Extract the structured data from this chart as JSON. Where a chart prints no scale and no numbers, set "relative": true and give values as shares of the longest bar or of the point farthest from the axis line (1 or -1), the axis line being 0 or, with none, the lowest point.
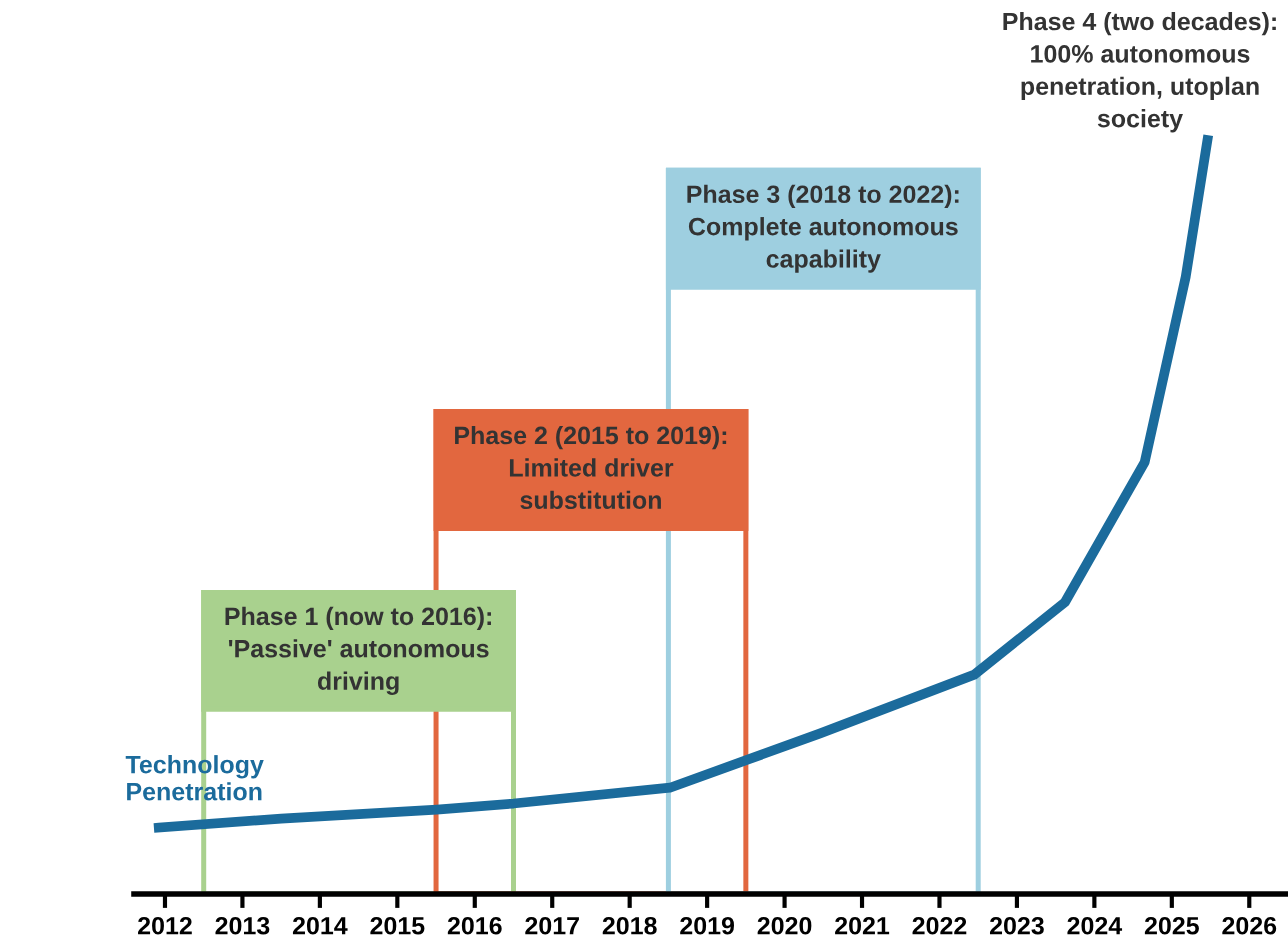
{
  "chart_data": {
    "type": "line",
    "relative": true,
    "x": [
      2011.92,
      2013.5,
      2015.51,
      2016.5,
      2018.52,
      2020.46,
      2022.45,
      2023.62,
      2024.65,
      2025.18,
      2025.46
    ],
    "series": [
      {
        "name": "Technology\nPenetration",
        "color": "#1b6b9c",
        "values": [
          0.088,
          0.1,
          0.112,
          0.12,
          0.141,
          0.213,
          0.291,
          0.387,
          0.573,
          0.819,
          1
        ]
      }
    ],
    "xlim": [
      2011.6,
      2026.5
    ],
    "xticks": [
      2012,
      2013,
      2014,
      2015,
      2016,
      2017,
      2018,
      2019,
      2020,
      2021,
      2022,
      2023,
      2024,
      2025,
      2026
    ],
    "bands": [
      {
        "axis": "x",
        "from": 2012.5,
        "to": 2016.5,
        "label": "Phase 1 (now to 2016):\n'Passive' autonomous\ndriving",
        "color": "#a9d18e"
      },
      {
        "axis": "x",
        "from": 2015.5,
        "to": 2019.5,
        "label": "Phase 2 (2015 to 2019):\nLimited driver\nsubstitution",
        "color": "#e2673f"
      },
      {
        "axis": "x",
        "from": 2018.5,
        "to": 2022.5,
        "label": "Phase 3 (2018 to 2022):\nComplete autonomous\ncapability",
        "color": "#9ecfe0"
      }
    ],
    "annotations": [
      "Phase 4 (two decades):\n100% autonomous\npenetration, utoplan\nsociety"
    ],
    "grid": false,
    "legend": false,
    "marker": "none",
    "line_style": "solid"
  }
}
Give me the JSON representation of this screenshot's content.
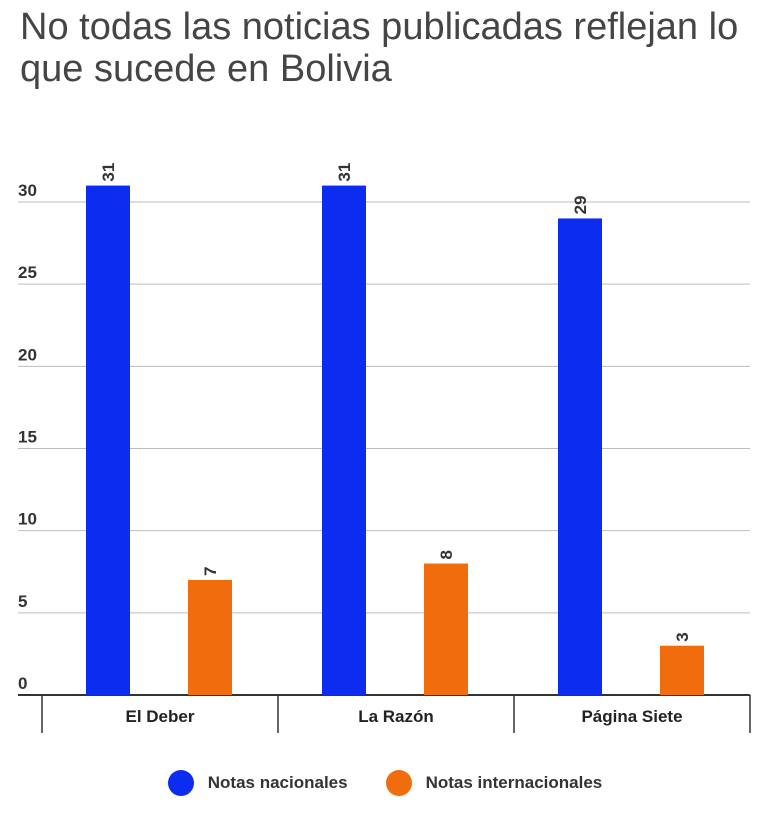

(GOAL)
Without including any pictures, print each record exactly.

(THE SOLUTION)
Extract the structured data from this chart as JSON. Where a chart prints no scale and no numbers, set "relative": true and give values as shares of the longest bar or of the point farthest from the axis line (1 or -1), the axis line being 0 or, with none, the lowest point.
{
  "chart_data": {
    "type": "line",
    "relative": true,
    "x": [
      2011.92,
      2013.5,
      2015.51,
      2016.5,
      2018.52,
      2020.46,
      2022.45,
      2023.62,
      2024.65,
      2025.18,
      2025.46
    ],
    "series": [
      {
        "name": "Technology\nPenetration",
        "color": "#1b6b9c",
        "values": [
          0.088,
          0.1,
          0.112,
          0.12,
          0.141,
          0.213,
          0.291,
          0.387,
          0.573,
          0.819,
          1
        ]
      }
    ],
    "xlim": [
      2011.6,
      2026.5
    ],
    "xticks": [
      2012,
      2013,
      2014,
      2015,
      2016,
      2017,
      2018,
      2019,
      2020,
      2021,
      2022,
      2023,
      2024,
      2025,
      2026
    ],
    "bands": [
      {
        "axis": "x",
        "from": 2012.5,
        "to": 2016.5,
        "label": "Phase 1 (now to 2016):\n'Passive' autonomous\ndriving",
        "color": "#a9d18e"
      },
      {
        "axis": "x",
        "from": 2015.5,
        "to": 2019.5,
        "label": "Phase 2 (2015 to 2019):\nLimited driver\nsubstitution",
        "color": "#e2673f"
      },
      {
        "axis": "x",
        "from": 2018.5,
        "to": 2022.5,
        "label": "Phase 3 (2018 to 2022):\nComplete autonomous\ncapability",
        "color": "#9ecfe0"
      }
    ],
    "annotations": [
      "Phase 4 (two decades):\n100% autonomous\npenetration, utoplan\nsociety"
    ],
    "grid": false,
    "legend": false,
    "marker": "none",
    "line_style": "solid"
  }
}
Give me the JSON representation of this screenshot's content.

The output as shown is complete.